▶ [Entries shown]:

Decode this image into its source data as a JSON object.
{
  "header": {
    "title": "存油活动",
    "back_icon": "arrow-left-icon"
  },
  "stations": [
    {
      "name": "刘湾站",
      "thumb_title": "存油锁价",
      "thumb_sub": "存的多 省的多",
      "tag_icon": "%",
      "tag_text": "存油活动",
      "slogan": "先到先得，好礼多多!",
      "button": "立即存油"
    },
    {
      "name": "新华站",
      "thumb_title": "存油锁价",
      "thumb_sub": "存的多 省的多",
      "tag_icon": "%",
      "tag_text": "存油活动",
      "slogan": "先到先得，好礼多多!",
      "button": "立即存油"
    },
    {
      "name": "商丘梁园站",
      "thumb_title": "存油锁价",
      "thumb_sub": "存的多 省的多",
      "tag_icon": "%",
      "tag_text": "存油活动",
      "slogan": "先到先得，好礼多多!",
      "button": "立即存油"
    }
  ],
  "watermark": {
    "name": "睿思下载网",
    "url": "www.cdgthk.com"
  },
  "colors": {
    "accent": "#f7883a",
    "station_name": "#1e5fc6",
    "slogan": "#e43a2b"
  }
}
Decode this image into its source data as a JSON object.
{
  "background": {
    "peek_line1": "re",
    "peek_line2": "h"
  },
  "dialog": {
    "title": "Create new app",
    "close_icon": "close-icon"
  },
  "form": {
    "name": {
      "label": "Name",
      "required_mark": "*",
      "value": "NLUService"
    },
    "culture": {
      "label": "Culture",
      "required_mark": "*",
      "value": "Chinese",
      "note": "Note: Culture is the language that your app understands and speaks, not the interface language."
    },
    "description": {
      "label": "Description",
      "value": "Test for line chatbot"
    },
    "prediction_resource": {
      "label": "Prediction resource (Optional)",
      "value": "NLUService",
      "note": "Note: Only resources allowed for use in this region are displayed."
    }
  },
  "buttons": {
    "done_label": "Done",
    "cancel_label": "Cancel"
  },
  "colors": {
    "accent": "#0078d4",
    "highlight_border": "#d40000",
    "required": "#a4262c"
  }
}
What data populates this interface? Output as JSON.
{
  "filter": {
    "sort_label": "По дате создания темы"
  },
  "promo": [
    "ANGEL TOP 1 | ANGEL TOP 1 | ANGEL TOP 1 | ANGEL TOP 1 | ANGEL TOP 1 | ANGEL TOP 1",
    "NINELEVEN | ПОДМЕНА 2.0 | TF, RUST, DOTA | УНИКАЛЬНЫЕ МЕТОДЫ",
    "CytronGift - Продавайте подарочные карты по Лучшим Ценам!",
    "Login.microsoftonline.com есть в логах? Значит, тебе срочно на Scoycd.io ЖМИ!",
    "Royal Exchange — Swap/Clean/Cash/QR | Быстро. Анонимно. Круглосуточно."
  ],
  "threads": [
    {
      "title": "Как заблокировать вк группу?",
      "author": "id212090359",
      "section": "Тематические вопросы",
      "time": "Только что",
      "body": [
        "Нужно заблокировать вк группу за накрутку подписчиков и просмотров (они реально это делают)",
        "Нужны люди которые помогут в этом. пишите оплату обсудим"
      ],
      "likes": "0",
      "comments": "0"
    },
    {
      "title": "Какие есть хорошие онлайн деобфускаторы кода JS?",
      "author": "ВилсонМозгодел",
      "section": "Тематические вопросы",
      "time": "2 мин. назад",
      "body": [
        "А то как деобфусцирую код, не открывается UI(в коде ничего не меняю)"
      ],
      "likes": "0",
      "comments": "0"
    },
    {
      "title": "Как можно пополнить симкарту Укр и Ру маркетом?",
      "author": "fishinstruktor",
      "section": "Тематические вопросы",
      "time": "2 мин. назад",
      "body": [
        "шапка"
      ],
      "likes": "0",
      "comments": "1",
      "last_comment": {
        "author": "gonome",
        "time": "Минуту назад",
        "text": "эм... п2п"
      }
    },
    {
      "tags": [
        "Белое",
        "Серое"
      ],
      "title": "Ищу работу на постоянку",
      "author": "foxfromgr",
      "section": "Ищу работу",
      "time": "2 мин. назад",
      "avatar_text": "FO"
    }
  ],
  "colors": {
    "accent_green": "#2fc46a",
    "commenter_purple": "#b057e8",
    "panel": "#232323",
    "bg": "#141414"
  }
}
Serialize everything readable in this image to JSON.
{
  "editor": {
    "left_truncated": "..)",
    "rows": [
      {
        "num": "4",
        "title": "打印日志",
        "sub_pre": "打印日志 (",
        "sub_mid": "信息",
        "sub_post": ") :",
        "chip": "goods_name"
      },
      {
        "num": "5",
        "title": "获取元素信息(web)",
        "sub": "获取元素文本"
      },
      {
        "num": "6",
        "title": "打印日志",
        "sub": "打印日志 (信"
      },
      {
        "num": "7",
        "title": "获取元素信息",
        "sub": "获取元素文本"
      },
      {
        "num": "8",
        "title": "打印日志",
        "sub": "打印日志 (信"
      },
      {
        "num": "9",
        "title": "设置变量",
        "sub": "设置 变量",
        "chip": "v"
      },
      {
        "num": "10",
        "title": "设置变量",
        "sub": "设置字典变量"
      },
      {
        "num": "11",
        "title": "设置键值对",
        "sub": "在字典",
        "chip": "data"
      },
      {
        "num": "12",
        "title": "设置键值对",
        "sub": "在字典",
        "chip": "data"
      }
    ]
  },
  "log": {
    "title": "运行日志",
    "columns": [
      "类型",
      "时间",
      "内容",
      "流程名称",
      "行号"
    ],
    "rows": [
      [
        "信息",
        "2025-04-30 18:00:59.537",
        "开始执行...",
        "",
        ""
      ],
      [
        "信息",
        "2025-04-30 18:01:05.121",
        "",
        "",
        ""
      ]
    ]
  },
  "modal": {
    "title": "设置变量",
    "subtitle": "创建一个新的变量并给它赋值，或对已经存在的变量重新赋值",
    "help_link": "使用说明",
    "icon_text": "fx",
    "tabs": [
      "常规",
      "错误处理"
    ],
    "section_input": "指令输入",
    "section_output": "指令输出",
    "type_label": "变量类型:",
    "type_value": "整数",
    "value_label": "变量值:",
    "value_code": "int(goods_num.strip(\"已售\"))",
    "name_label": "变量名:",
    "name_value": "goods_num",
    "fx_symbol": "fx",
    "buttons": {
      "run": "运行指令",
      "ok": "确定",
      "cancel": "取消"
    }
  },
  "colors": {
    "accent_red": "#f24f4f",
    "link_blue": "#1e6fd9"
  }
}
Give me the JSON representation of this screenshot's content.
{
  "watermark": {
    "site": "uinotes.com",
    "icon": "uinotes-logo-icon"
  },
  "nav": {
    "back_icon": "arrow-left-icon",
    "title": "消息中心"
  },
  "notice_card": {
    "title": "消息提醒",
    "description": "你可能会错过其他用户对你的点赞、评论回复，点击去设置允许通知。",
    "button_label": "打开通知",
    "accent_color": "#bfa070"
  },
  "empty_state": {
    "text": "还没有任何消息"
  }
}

▶ [Prompt]: Extract every record. Keep wording exact.

▶ [The reply]:
Decode this image into its source data as a JSON object.
{
  "header": {
    "title": "存油活动",
    "back_icon": "arrow-left-icon"
  },
  "stations": [
    {
      "name": "刘湾站",
      "thumb_title": "存油锁价",
      "thumb_sub": "存的多 省的多",
      "tag_icon": "%",
      "tag_text": "存油活动",
      "slogan": "先到先得，好礼多多!",
      "button": "立即存油"
    },
    {
      "name": "新华站",
      "thumb_title": "存油锁价",
      "thumb_sub": "存的多 省的多",
      "tag_icon": "%",
      "tag_text": "存油活动",
      "slogan": "先到先得，好礼多多!",
      "button": "立即存油"
    },
    {
      "name": "商丘梁园站",
      "thumb_title": "存油锁价",
      "thumb_sub": "存的多 省的多",
      "tag_icon": "%",
      "tag_text": "存油活动",
      "slogan": "先到先得，好礼多多!",
      "button": "立即存油"
    }
  ],
  "watermark": {
    "name": "睿思下载网",
    "url": "www.cdgthk.com"
  },
  "colors": {
    "accent": "#f7883a",
    "station_name": "#1e5fc6",
    "slogan": "#e43a2b"
  }
}
Decode this image into its source data as a JSON object.
{
  "background": {
    "peek_line1": "re",
    "peek_line2": "h"
  },
  "dialog": {
    "title": "Create new app",
    "close_icon": "close-icon"
  },
  "form": {
    "name": {
      "label": "Name",
      "required_mark": "*",
      "value": "NLUService"
    },
    "culture": {
      "label": "Culture",
      "required_mark": "*",
      "value": "Chinese",
      "note": "Note: Culture is the language that your app understands and speaks, not the interface language."
    },
    "description": {
      "label": "Description",
      "value": "Test for line chatbot"
    },
    "prediction_resource": {
      "label": "Prediction resource (Optional)",
      "value": "NLUService",
      "note": "Note: Only resources allowed for use in this region are displayed."
    }
  },
  "buttons": {
    "done_label": "Done",
    "cancel_label": "Cancel"
  },
  "colors": {
    "accent": "#0078d4",
    "highlight_border": "#d40000",
    "required": "#a4262c"
  }
}
What data populates this interface? Output as JSON.
{
  "filter": {
    "sort_label": "По дате создания темы"
  },
  "promo": [
    "ANGEL TOP 1 | ANGEL TOP 1 | ANGEL TOP 1 | ANGEL TOP 1 | ANGEL TOP 1 | ANGEL TOP 1",
    "NINELEVEN | ПОДМЕНА 2.0 | TF, RUST, DOTA | УНИКАЛЬНЫЕ МЕТОДЫ",
    "CytronGift - Продавайте подарочные карты по Лучшим Ценам!",
    "Login.microsoftonline.com есть в логах? Значит, тебе срочно на Scoycd.io ЖМИ!",
    "Royal Exchange — Swap/Clean/Cash/QR | Быстро. Анонимно. Круглосуточно."
  ],
  "threads": [
    {
      "title": "Как заблокировать вк группу?",
      "author": "id212090359",
      "section": "Тематические вопросы",
      "time": "Только что",
      "body": [
        "Нужно заблокировать вк группу за накрутку подписчиков и просмотров (они реально это делают)",
        "Нужны люди которые помогут в этом. пишите оплату обсудим"
      ],
      "likes": "0",
      "comments": "0"
    },
    {
      "title": "Какие есть хорошие онлайн деобфускаторы кода JS?",
      "author": "ВилсонМозгодел",
      "section": "Тематические вопросы",
      "time": "2 мин. назад",
      "body": [
        "А то как деобфусцирую код, не открывается UI(в коде ничего не меняю)"
      ],
      "likes": "0",
      "comments": "0"
    },
    {
      "title": "Как можно пополнить симкарту Укр и Ру маркетом?",
      "author": "fishinstruktor",
      "section": "Тематические вопросы",
      "time": "2 мин. назад",
      "body": [
        "шапка"
      ],
      "likes": "0",
      "comments": "1",
      "last_comment": {
        "author": "gonome",
        "time": "Минуту назад",
        "text": "эм... п2п"
      }
    },
    {
      "tags": [
        "Белое",
        "Серое"
      ],
      "title": "Ищу работу на постоянку",
      "author": "foxfromgr",
      "section": "Ищу работу",
      "time": "2 мин. назад",
      "avatar_text": "FO"
    }
  ],
  "colors": {
    "accent_green": "#2fc46a",
    "commenter_purple": "#b057e8",
    "panel": "#232323",
    "bg": "#141414"
  }
}
Serialize everything readable in this image to JSON.
{
  "editor": {
    "left_truncated": "..)",
    "rows": [
      {
        "num": "4",
        "title": "打印日志",
        "sub_pre": "打印日志 (",
        "sub_mid": "信息",
        "sub_post": ") :",
        "chip": "goods_name"
      },
      {
        "num": "5",
        "title": "获取元素信息(web)",
        "sub": "获取元素文本"
      },
      {
        "num": "6",
        "title": "打印日志",
        "sub": "打印日志 (信"
      },
      {
        "num": "7",
        "title": "获取元素信息",
        "sub": "获取元素文本"
      },
      {
        "num": "8",
        "title": "打印日志",
        "sub": "打印日志 (信"
      },
      {
        "num": "9",
        "title": "设置变量",
        "sub": "设置 变量",
        "chip": "v"
      },
      {
        "num": "10",
        "title": "设置变量",
        "sub": "设置字典变量"
      },
      {
        "num": "11",
        "title": "设置键值对",
        "sub": "在字典",
        "chip": "data"
      },
      {
        "num": "12",
        "title": "设置键值对",
        "sub": "在字典",
        "chip": "data"
      }
    ]
  },
  "log": {
    "title": "运行日志",
    "columns": [
      "类型",
      "时间",
      "内容",
      "流程名称",
      "行号"
    ],
    "rows": [
      [
        "信息",
        "2025-04-30 18:00:59.537",
        "开始执行...",
        "",
        ""
      ],
      [
        "信息",
        "2025-04-30 18:01:05.121",
        "",
        "",
        ""
      ]
    ]
  },
  "modal": {
    "title": "设置变量",
    "subtitle": "创建一个新的变量并给它赋值，或对已经存在的变量重新赋值",
    "help_link": "使用说明",
    "icon_text": "fx",
    "tabs": [
      "常规",
      "错误处理"
    ],
    "section_input": "指令输入",
    "section_output": "指令输出",
    "type_label": "变量类型:",
    "type_value": "整数",
    "value_label": "变量值:",
    "value_code": "int(goods_num.strip(\"已售\"))",
    "name_label": "变量名:",
    "name_value": "goods_num",
    "fx_symbol": "fx",
    "buttons": {
      "run": "运行指令",
      "ok": "确定",
      "cancel": "取消"
    }
  },
  "colors": {
    "accent_red": "#f24f4f",
    "link_blue": "#1e6fd9"
  }
}
Give me the JSON representation of this screenshot's content.
{
  "watermark": {
    "site": "uinotes.com",
    "icon": "uinotes-logo-icon"
  },
  "nav": {
    "back_icon": "arrow-left-icon",
    "title": "消息中心"
  },
  "notice_card": {
    "title": "消息提醒",
    "description": "你可能会错过其他用户对你的点赞、评论回复，点击去设置允许通知。",
    "button_label": "打开通知",
    "accent_color": "#bfa070"
  },
  "empty_state": {
    "text": "还没有任何消息"
  }
}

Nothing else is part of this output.